EXCERPTED DATA:
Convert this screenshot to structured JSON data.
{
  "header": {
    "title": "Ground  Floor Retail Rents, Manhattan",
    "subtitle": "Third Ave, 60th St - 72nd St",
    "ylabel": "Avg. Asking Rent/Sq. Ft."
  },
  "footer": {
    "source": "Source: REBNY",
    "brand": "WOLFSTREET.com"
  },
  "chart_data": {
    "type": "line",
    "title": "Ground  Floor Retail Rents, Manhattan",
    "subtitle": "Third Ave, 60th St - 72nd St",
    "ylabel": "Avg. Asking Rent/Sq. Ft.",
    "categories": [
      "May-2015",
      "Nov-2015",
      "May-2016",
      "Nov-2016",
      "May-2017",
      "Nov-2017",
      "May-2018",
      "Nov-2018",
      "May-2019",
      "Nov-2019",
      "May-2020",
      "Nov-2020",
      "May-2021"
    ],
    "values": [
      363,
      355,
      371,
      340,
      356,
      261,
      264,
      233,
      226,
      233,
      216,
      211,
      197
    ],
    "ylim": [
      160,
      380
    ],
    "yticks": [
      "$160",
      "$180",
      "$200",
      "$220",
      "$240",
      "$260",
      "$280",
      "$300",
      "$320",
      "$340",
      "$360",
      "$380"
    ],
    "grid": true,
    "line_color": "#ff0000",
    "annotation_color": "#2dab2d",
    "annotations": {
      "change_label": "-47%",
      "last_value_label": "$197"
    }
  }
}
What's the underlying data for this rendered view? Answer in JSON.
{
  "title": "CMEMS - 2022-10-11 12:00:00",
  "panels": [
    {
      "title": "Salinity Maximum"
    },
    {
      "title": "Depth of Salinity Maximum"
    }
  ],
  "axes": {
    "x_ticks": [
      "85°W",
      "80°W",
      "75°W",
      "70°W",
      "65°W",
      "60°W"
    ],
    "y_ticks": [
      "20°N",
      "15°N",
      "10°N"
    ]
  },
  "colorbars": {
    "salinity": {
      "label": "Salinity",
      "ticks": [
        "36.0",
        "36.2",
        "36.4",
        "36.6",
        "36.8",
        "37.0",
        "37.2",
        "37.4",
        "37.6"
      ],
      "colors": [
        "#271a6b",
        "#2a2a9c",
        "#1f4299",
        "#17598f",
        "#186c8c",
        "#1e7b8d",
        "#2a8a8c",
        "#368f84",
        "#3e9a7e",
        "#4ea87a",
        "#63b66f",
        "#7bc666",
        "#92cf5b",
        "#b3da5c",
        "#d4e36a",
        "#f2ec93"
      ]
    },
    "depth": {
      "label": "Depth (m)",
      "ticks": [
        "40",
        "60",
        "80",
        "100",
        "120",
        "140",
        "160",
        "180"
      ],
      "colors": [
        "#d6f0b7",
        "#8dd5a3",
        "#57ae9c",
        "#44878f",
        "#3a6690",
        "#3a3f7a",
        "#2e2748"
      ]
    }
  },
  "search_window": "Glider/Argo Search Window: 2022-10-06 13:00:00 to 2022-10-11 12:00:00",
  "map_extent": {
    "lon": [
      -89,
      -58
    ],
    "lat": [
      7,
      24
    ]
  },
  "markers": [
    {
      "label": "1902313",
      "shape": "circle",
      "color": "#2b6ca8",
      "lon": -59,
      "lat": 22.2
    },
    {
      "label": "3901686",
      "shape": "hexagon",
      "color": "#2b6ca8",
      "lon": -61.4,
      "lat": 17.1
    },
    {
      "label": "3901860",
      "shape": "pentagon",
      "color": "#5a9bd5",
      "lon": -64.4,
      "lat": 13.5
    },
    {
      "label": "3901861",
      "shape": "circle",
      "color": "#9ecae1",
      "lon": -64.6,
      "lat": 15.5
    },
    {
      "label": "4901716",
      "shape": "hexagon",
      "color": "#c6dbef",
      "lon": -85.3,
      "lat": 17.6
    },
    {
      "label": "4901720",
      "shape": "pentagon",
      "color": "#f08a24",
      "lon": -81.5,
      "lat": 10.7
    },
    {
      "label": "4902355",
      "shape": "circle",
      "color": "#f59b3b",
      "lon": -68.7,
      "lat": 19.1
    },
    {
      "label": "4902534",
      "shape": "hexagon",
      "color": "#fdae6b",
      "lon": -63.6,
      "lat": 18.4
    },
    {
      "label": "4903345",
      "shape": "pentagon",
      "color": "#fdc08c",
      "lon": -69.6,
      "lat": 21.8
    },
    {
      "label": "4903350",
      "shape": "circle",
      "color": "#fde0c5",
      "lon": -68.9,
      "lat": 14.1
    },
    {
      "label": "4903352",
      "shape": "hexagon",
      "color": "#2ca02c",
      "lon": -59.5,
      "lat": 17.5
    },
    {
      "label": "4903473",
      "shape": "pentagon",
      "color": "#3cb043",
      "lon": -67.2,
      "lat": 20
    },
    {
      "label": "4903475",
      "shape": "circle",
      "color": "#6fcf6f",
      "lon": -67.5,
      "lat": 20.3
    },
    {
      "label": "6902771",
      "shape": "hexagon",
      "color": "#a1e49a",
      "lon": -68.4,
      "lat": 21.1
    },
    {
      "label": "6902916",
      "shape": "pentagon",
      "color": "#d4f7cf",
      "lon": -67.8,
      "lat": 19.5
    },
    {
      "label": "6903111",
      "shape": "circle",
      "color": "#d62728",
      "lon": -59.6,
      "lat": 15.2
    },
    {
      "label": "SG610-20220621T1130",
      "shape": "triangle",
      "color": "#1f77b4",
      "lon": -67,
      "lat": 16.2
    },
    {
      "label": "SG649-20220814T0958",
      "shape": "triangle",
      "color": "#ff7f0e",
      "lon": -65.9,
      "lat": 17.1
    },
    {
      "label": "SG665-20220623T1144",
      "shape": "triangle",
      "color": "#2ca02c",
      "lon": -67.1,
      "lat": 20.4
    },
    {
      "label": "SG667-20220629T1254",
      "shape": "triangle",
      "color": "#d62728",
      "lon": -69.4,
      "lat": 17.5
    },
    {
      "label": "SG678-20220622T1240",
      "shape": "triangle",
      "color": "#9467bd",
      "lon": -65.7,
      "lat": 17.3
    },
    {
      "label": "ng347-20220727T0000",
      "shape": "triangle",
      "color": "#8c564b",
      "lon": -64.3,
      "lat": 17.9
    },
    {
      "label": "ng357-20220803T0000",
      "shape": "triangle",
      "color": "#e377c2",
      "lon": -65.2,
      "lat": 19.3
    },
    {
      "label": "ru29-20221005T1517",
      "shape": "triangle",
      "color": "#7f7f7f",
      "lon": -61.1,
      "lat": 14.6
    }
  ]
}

BRIEF: Which lines contain the word "JSON"? Copy each one.

TASK ANSWER:
Convert this screenshot to structured JSON data.
What's the underlying data for this rendered view? Answer in JSON.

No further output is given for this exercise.